** BEGIN Excerpt to read **
Vehicles drive past election campaign banners of Egyptian incumbent President Abdel Fattah el-Sisi in Cairo, Egypt, 06 December 2023. EFE/EPA/KHALED ELFIQI

Egypt’s presidential elections: a formalityfor another six years of El-Sisi in power

International Desk, Dec 8 (EFE).- With a weak political opposition and a constitutional reform that enables him to remain in power until 2030, President Abdel Fattah el-Sisi has all the necessary conditions to win the Egyptian presidential elections that will be held on December 10-12, despite popular discontent over the severe crisis that the country is going through.

The former army general and head of military intelligence is campaigning in these new elections by presenting himself as the sole guarantor of Egypt’s security and survival after ruling the country for a decade following the 2013 coup against the Islamist government of the Muslim Brotherhood.

El-Sisi won the 2014 elections with 97% of the vote, a victory he reaffirmed four years later in elections that were heavily criticized by the opposition and human rights organizations.

Constitutional reform

In 2017, El-Sisi assured that he would only preside over Egypt for two four-year terms, in accordance with the constitution at the time, meaning that his stay in power would end in 2022.

However, in 2019, he pushed through a controversial constitutional reform that extended the presidential term from four to six years and allowed for a third re-election, meaning he could stay in power until 2030.

In addition, El-Sisi’s term extension was applied retroactively to his current term.

Approved by the Egyptian parliament, the reform was ratified in a controversial referendum in which the “yes” vote won with 88.8 percent of the vote, although turnout was only 44.3 percent of the census.

A decade of repression

Organizations such as Human Rights Watch estimate that around 60,000 people have been detained for political reasons in Egypt since El-Sisi came to power, while Amnesty International says that repression of dissent has increased over the past decade.

There is little political opposition in Egypt, where many dissidents have been imprisoned and others forced into exile, while those who remain in the country keep a low profile.

Of the opposition, only former MP Ahmed Tantawi, who withdrew from the race after claiming he had been subjected to a spying campaign and prevented from gathering the necessary citizen endorsements to run, has gained some prominence.
** END Excerpt to read **
** BEGIN Recorded information **
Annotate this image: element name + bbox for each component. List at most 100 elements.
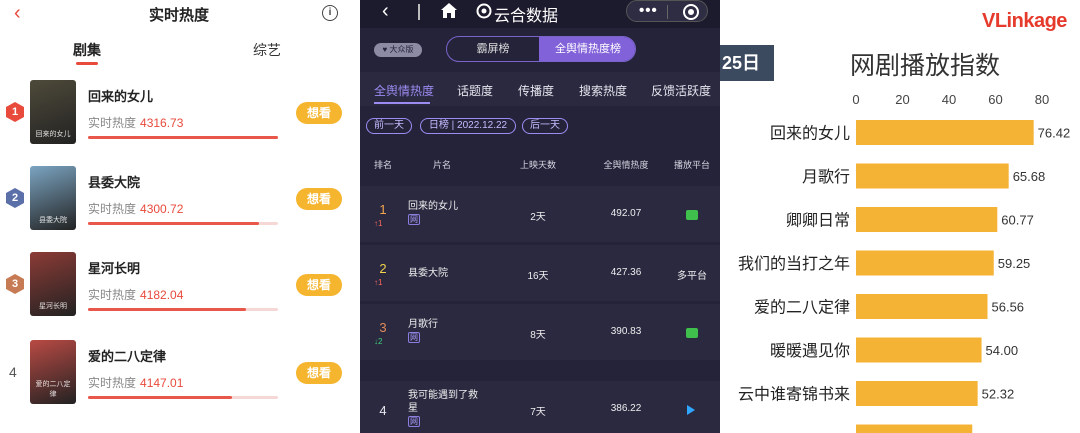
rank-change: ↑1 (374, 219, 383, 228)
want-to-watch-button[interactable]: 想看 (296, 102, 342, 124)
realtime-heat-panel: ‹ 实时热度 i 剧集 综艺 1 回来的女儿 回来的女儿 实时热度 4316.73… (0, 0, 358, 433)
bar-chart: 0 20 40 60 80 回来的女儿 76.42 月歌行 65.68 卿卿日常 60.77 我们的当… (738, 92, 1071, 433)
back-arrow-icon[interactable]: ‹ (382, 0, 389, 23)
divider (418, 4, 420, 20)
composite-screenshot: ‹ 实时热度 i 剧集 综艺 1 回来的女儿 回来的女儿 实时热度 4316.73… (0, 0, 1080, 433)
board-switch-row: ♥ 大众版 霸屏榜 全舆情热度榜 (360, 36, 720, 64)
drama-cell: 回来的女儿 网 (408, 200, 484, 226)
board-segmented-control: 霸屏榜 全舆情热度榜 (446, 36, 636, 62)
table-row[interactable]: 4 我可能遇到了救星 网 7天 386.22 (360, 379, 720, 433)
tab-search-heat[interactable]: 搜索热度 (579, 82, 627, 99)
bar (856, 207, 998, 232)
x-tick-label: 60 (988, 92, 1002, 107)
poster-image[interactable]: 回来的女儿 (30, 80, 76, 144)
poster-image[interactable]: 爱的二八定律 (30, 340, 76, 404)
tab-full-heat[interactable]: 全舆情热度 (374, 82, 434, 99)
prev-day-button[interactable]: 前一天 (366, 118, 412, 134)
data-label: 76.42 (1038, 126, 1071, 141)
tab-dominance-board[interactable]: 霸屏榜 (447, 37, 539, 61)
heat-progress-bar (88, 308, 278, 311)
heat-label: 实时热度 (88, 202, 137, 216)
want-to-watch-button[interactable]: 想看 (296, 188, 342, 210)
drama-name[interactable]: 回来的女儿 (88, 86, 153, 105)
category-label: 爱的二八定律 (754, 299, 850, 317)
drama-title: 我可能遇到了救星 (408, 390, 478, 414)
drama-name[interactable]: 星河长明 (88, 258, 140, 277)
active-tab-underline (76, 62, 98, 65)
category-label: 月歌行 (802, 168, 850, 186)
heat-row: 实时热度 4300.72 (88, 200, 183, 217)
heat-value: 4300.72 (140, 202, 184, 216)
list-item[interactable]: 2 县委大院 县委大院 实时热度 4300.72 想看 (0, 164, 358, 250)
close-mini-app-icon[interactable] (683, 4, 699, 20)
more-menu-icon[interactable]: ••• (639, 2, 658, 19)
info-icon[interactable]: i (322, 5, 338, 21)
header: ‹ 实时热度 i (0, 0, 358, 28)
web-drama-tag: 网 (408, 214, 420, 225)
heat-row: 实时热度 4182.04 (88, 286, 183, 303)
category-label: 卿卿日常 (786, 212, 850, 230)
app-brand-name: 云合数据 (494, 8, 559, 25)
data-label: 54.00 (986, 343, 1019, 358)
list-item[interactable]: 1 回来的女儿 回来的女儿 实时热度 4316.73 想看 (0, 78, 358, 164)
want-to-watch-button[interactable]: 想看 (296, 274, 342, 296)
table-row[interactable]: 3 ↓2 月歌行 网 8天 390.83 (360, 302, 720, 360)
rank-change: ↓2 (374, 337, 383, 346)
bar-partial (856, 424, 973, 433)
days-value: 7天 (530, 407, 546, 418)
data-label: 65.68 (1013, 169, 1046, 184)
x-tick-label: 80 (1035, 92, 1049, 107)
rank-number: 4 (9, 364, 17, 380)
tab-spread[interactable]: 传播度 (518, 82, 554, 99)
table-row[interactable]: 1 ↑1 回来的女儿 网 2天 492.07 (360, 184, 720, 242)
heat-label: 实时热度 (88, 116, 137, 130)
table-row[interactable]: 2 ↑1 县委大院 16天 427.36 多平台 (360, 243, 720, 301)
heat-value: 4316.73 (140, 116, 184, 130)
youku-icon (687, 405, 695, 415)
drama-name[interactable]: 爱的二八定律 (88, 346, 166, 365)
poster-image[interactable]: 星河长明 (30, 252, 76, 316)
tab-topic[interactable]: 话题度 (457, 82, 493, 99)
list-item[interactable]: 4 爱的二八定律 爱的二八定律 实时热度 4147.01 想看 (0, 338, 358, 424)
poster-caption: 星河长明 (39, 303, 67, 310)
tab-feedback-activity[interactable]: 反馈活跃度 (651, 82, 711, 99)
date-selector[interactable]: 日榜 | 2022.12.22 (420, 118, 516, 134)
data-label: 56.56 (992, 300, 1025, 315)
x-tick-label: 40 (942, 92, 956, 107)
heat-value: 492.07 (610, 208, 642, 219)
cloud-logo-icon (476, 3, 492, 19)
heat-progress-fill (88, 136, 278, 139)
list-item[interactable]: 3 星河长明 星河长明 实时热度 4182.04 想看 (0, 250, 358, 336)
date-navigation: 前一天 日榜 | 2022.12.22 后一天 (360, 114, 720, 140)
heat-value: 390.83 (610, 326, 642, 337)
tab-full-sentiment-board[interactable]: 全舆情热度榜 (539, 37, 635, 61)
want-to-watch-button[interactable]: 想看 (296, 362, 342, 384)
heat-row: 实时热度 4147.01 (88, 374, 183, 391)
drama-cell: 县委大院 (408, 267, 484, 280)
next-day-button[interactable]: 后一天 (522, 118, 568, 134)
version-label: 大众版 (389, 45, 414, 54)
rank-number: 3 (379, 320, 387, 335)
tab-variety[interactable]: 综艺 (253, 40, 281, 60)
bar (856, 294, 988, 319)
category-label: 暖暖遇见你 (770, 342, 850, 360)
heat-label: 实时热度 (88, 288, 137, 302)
** END Recorded information **
Your objective
Copy out the whole article above on Egypt's presidential elections, word for word and with nothing changed.

Answer to this task
Vehicles drive past election campaign banners of Egyptian incumbent President Abdel Fattah el-Sisi in Cairo, Egypt, 06 December 2023. EFE/EPA/KHALED ELFIQI

Egypt’s presidential elections: a formalityfor another six years of El-Sisi in power

International Desk, Dec 8 (EFE).- With a weak political opposition and a constitutional reform that enables him to remain in power until 2030, President Abdel Fattah el-Sisi has all the necessary conditions to win the Egyptian presidential elections that will be held on December 10-12, despite popular discontent over the severe crisis that the country is going through.

The former army general and head of military intelligence is campaigning in these new elections by presenting himself as the sole guarantor of Egypt’s security and survival after ruling the country for a decade following the 2013 coup against the Islamist government of the Muslim Brotherhood.

El-Sisi won the 2014 elections with 97% of the vote, a victory he reaffirmed four years later in elections that were heavily criticized by the opposition and human rights organizations.

Constitutional reform

In 2017, El-Sisi assured that he would only preside over Egypt for two four-year terms, in accordance with the constitution at the time, meaning that his stay in power would end in 2022.

However, in 2019, he pushed through a controversial constitutional reform that extended the presidential term from four to six years and allowed for a third re-election, meaning he could stay in power until 2030.

In addition, El-Sisi’s term extension was applied retroactively to his current term.

Approved by the Egyptian parliament, the reform was ratified in a controversial referendum in which the “yes” vote won with 88.8 percent of the vote, although turnout was only 44.3 percent of the census.

A decade of repression

Organizations such as Human Rights Watch estimate that around 60,000 people have been detained for political reasons in Egypt since El-Sisi came to power, while Amnesty International says that repression of dissent has increased over the past decade.

There is little political opposition in Egypt, where many dissidents have been imprisoned and others forced into exile, while those who remain in the country keep a low profile.

Of the opposition, only former MP Ahmed Tantawi, who withdrew from the race after claiming he had been subjected to a spying campaign and prevented from gathering the necessary citizen endorsements to run, has gained some prominence.